REQUIREMENT >> Count the lines containing "JSON" in the entries underneath, and state that count without anything else.

STORED DATA >>
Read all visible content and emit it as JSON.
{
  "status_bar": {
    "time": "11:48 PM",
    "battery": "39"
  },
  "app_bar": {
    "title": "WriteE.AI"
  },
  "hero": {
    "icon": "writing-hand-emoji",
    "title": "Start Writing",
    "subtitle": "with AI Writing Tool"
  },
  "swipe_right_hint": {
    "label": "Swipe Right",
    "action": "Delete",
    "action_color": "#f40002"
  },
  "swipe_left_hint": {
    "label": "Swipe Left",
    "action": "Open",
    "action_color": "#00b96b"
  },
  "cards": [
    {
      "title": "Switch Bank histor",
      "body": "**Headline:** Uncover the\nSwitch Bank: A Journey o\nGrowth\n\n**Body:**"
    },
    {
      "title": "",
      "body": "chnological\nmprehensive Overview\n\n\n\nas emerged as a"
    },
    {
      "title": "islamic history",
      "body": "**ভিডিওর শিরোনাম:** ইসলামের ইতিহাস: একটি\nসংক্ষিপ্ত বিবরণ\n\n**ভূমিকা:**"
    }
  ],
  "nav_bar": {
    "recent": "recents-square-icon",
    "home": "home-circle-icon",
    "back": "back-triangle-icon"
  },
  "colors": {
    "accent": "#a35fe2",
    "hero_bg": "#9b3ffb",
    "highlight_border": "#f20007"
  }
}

==

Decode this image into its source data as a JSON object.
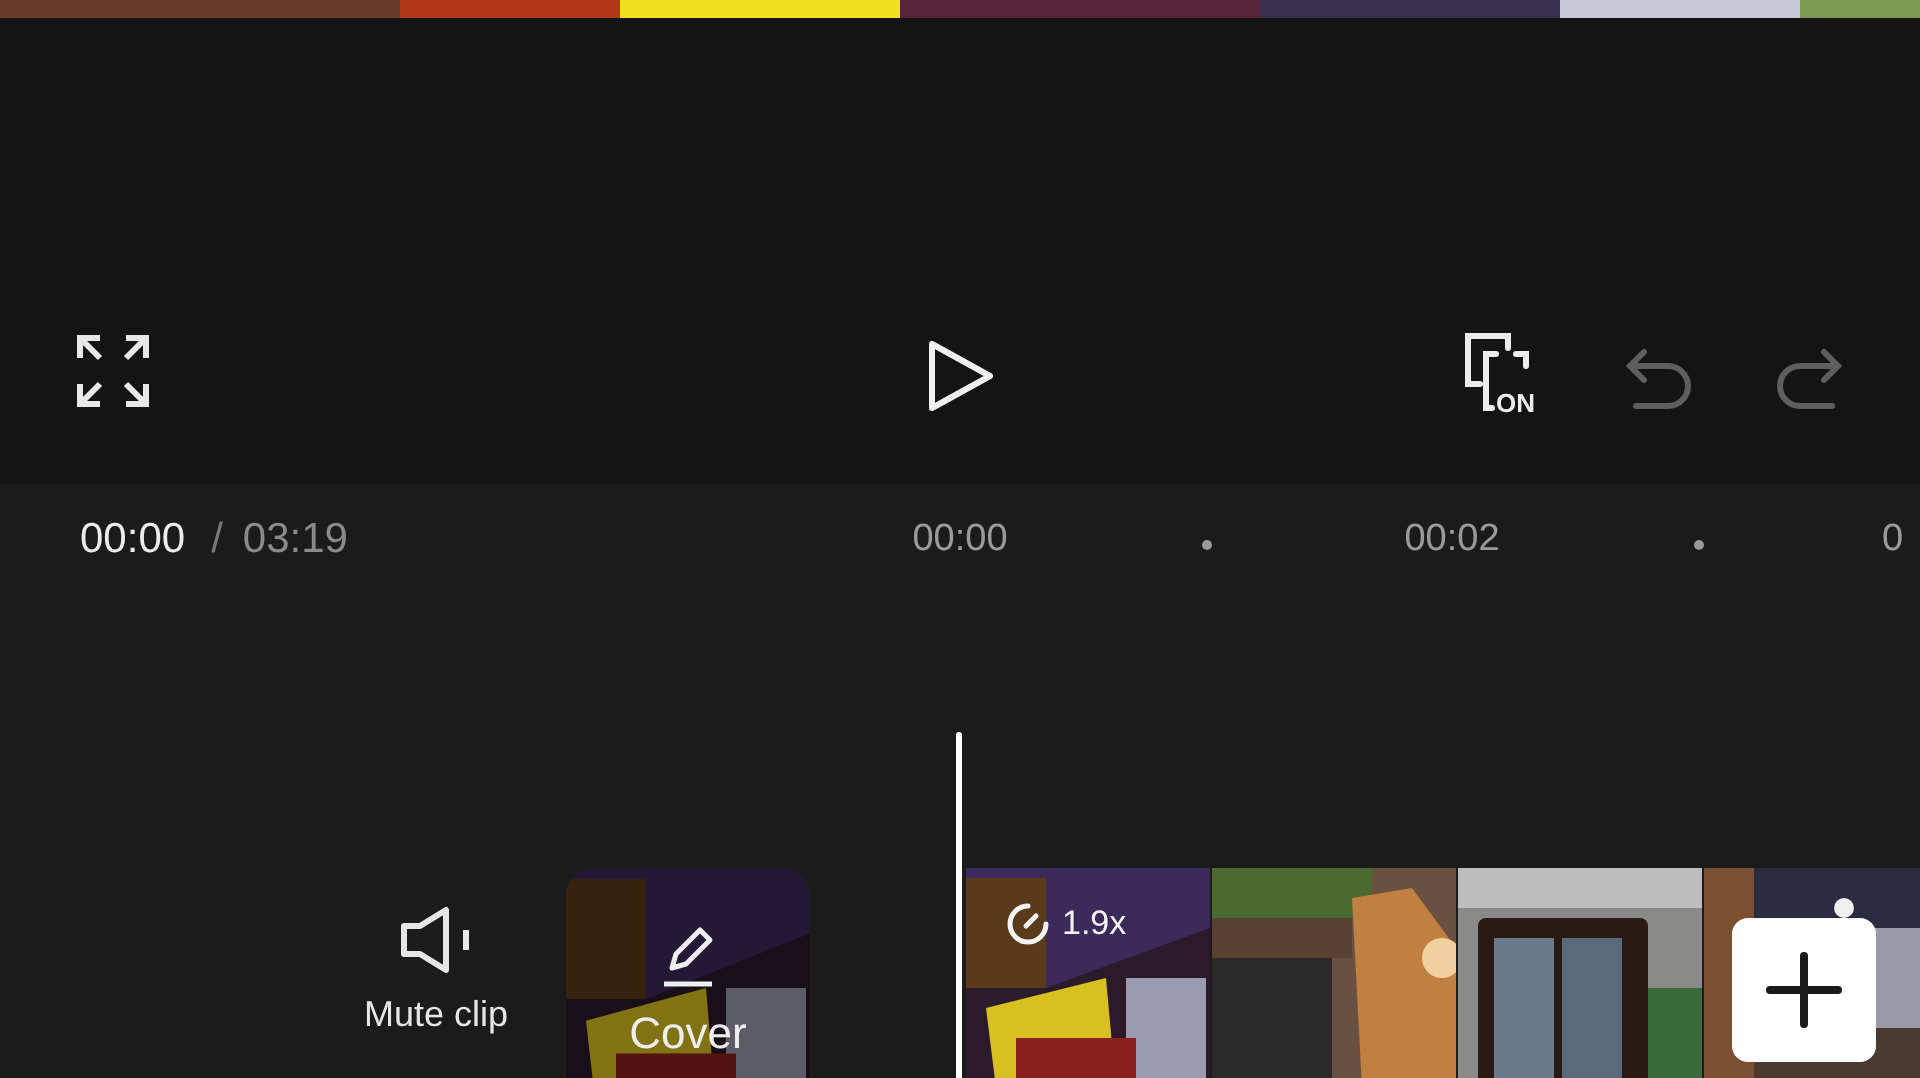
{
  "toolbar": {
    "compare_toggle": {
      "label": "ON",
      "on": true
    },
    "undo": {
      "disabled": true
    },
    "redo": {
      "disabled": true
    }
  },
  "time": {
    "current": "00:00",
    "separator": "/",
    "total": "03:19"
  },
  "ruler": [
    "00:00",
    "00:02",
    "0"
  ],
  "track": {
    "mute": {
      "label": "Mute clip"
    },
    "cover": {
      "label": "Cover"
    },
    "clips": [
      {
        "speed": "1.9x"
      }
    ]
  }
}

RESULT OF THE EXERCISE >> 2